WHAT IS EXPECTED → Search the material for the word "data" and report each line where it turns up.

◇ ◇ ◇ ◇ ◇ ◇ ◇

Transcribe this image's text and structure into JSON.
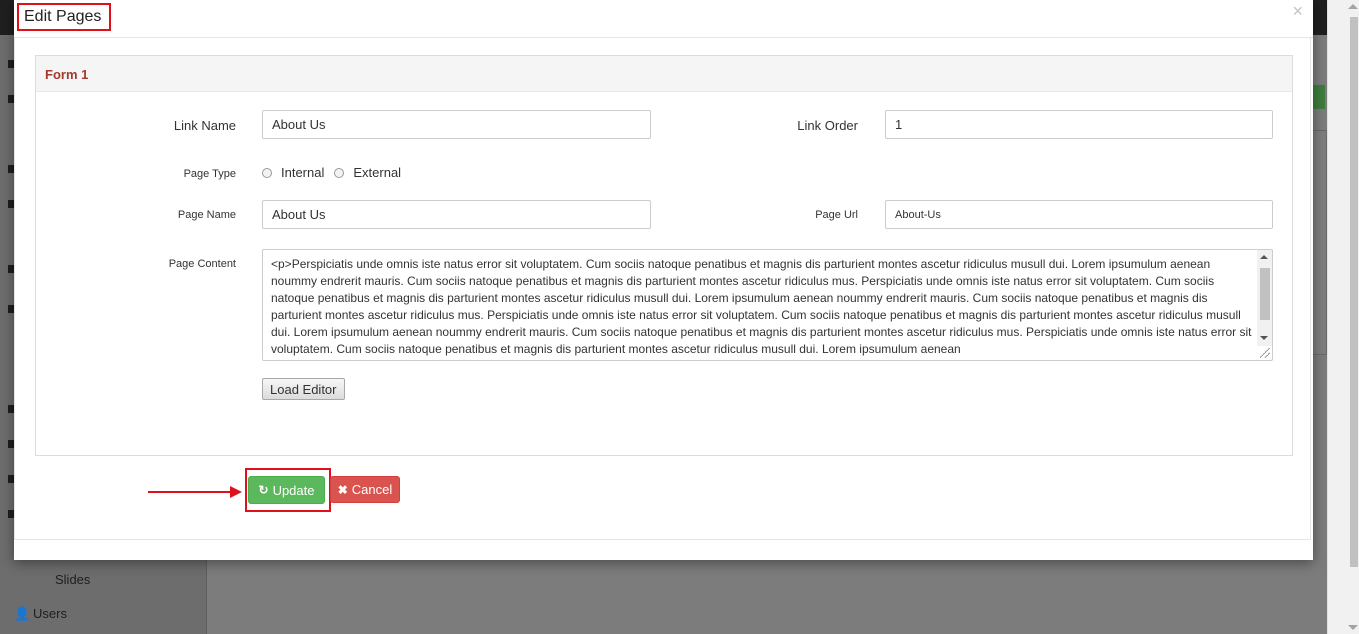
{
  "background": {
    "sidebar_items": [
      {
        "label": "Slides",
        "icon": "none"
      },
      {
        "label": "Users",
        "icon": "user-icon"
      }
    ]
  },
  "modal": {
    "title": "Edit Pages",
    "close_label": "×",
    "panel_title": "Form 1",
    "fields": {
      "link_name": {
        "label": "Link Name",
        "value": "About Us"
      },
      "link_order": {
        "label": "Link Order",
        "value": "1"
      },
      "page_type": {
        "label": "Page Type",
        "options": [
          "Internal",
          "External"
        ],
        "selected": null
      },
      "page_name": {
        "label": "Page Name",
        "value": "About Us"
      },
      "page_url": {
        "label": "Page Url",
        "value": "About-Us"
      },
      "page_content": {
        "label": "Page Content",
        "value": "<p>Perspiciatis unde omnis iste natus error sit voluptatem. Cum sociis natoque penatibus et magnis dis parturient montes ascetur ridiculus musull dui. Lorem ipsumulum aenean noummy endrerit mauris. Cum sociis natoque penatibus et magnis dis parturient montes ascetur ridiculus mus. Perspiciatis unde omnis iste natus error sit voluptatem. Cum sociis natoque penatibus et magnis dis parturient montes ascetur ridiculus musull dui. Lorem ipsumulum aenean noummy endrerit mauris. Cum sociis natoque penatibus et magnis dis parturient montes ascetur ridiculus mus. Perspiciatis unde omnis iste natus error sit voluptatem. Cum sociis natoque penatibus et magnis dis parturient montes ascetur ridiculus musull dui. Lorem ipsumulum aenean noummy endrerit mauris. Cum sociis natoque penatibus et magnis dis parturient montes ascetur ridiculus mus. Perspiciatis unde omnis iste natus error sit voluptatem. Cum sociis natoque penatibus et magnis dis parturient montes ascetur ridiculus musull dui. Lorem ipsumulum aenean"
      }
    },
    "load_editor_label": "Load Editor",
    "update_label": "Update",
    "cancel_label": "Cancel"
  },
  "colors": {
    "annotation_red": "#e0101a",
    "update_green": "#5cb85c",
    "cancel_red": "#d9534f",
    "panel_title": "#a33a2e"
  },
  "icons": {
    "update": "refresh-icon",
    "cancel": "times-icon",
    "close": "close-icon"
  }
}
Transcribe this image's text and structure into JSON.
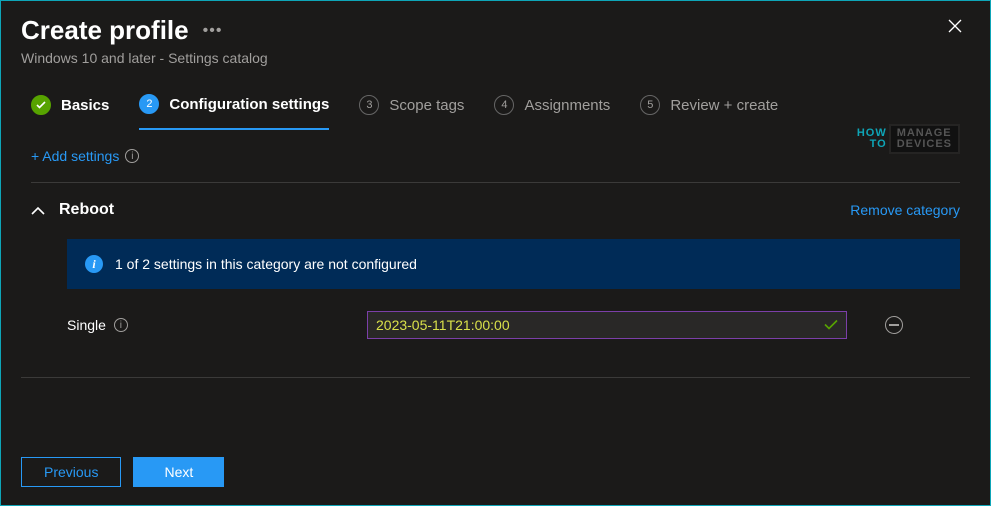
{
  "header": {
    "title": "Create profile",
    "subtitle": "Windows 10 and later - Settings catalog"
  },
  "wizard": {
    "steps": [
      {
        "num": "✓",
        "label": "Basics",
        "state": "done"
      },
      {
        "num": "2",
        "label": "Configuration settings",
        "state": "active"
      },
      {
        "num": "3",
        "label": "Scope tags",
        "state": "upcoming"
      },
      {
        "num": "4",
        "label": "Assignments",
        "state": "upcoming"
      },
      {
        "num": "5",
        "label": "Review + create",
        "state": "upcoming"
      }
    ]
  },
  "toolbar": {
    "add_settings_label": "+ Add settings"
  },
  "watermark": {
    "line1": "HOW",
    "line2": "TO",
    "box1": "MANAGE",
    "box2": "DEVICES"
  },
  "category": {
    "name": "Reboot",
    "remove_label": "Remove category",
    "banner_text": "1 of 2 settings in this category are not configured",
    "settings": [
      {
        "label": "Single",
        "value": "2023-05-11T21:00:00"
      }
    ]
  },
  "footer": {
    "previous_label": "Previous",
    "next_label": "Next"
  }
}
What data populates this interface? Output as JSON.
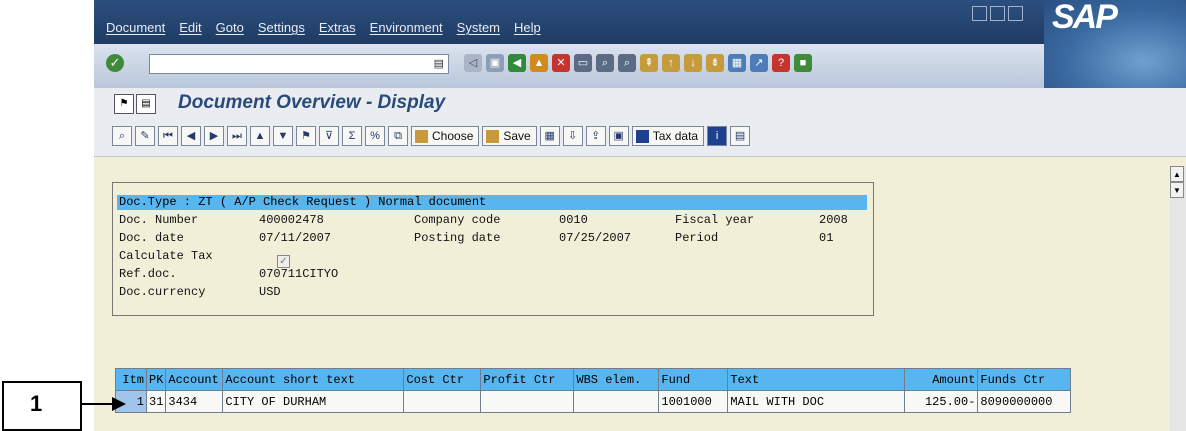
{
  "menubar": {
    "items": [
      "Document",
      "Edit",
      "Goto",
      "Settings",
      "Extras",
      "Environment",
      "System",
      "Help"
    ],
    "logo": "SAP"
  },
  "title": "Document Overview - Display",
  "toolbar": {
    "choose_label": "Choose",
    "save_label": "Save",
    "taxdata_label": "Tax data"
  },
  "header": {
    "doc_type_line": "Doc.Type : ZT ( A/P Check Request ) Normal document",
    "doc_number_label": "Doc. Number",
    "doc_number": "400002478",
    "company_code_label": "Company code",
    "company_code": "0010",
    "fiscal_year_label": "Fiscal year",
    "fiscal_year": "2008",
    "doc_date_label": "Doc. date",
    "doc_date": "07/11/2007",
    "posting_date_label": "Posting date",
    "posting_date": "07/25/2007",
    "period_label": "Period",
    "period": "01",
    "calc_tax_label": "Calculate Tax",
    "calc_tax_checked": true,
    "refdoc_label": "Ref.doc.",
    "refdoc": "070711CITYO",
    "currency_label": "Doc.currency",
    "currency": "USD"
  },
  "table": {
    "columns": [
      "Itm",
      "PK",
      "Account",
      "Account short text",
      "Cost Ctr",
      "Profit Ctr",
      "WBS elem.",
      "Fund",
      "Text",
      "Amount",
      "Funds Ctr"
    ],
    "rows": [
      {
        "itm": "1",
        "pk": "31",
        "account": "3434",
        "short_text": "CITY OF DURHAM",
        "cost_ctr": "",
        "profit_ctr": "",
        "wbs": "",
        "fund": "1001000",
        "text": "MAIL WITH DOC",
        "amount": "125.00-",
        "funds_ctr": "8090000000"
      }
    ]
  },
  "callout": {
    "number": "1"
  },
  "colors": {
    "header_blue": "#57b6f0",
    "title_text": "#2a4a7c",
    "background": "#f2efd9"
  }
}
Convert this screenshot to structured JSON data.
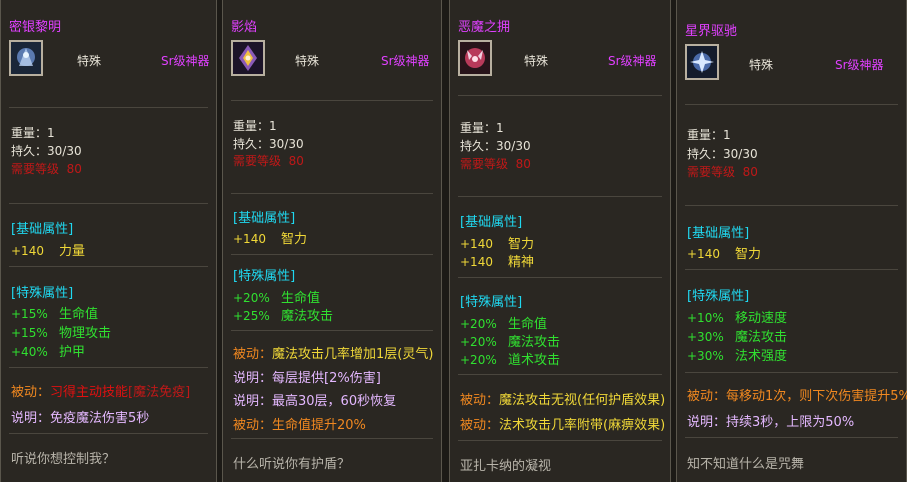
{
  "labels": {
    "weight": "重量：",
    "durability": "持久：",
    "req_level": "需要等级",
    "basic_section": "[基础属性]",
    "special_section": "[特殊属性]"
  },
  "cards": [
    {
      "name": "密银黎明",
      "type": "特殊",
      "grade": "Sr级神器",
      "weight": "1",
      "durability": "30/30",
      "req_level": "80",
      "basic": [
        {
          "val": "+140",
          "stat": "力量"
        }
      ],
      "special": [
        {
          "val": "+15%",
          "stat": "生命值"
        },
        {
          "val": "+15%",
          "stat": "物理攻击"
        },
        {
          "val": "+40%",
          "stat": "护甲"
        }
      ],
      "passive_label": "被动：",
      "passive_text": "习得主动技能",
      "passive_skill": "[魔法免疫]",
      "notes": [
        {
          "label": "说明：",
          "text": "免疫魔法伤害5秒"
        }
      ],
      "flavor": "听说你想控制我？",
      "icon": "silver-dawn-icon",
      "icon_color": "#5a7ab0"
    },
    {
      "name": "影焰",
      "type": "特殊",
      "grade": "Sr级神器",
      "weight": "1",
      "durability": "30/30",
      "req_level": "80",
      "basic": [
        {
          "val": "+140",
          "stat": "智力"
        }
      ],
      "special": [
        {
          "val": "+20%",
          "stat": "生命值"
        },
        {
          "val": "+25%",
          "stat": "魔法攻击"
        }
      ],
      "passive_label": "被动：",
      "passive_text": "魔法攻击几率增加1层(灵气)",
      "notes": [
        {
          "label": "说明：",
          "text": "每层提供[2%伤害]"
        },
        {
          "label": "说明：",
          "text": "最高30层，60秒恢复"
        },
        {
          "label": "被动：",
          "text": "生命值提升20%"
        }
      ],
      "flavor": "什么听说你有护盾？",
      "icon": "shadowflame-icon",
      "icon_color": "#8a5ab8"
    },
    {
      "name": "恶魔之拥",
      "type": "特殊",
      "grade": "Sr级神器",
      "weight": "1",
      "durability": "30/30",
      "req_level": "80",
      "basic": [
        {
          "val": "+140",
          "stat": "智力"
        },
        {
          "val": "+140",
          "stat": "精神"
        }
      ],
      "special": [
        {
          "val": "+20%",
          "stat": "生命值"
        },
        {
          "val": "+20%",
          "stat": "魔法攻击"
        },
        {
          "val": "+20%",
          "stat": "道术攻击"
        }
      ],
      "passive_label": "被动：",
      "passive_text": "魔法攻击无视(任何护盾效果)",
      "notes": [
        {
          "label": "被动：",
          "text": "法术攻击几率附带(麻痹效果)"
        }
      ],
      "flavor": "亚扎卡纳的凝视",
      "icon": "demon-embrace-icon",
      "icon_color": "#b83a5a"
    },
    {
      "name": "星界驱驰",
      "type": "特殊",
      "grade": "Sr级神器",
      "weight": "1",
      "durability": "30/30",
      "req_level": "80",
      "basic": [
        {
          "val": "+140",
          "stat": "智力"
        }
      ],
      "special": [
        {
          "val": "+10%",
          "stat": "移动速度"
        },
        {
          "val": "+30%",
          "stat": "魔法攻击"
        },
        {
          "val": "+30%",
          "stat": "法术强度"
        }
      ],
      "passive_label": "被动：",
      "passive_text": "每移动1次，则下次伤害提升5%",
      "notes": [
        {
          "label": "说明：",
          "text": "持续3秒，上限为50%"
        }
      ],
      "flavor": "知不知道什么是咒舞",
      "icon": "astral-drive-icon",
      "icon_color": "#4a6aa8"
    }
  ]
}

◇ ◇ ◇ ◇ ◇ ◇ ◇

CORRECT OUTPUT →
What data populates this interface? Output as JSON.
    "taxdata_label": "Tax data"
Convert this screenshot to structured JSON data.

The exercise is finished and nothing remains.